====== DATA RECORDS ======

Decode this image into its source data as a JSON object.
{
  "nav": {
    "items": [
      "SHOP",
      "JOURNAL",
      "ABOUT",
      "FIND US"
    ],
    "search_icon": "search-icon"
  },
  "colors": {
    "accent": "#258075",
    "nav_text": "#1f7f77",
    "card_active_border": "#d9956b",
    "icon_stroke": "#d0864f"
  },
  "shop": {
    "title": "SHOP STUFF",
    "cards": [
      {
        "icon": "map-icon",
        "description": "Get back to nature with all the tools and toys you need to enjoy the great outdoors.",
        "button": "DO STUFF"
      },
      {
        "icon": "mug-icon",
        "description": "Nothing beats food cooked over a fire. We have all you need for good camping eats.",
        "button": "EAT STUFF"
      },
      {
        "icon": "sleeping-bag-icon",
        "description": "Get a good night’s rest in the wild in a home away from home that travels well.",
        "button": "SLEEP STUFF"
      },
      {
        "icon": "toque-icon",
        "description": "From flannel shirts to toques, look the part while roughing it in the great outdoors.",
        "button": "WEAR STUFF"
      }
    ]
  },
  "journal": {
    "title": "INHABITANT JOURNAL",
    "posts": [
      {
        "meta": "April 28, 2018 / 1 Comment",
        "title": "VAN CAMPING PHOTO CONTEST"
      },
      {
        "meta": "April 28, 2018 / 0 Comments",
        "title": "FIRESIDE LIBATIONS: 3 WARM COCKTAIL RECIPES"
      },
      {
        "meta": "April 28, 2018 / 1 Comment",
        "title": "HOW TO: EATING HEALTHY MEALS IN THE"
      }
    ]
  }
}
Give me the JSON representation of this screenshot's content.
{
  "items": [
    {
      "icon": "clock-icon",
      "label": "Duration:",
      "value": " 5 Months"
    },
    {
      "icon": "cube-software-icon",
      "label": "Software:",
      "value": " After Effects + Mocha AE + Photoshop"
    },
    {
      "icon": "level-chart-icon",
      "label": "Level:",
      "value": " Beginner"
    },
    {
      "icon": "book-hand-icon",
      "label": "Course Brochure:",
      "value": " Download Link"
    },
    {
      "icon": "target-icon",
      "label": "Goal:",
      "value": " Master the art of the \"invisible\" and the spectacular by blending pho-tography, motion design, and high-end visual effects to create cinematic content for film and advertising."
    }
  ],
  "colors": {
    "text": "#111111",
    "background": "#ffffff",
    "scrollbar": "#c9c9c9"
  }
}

======

Take the line with "Give me the" and all lines after it through the end of the records, and write them out exactly; include nothing else.

EXERCISE RESPONSE
Give me the JSON representation of this screenshot's content.
{
  "items": [
    {
      "icon": "clock-icon",
      "label": "Duration:",
      "value": " 5 Months"
    },
    {
      "icon": "cube-software-icon",
      "label": "Software:",
      "value": " After Effects + Mocha AE + Photoshop"
    },
    {
      "icon": "level-chart-icon",
      "label": "Level:",
      "value": " Beginner"
    },
    {
      "icon": "book-hand-icon",
      "label": "Course Brochure:",
      "value": " Download Link"
    },
    {
      "icon": "target-icon",
      "label": "Goal:",
      "value": " Master the art of the \"invisible\" and the spectacular by blending pho-tography, motion design, and high-end visual effects to create cinematic content for film and advertising."
    }
  ],
  "colors": {
    "text": "#111111",
    "background": "#ffffff",
    "scrollbar": "#c9c9c9"
  }
}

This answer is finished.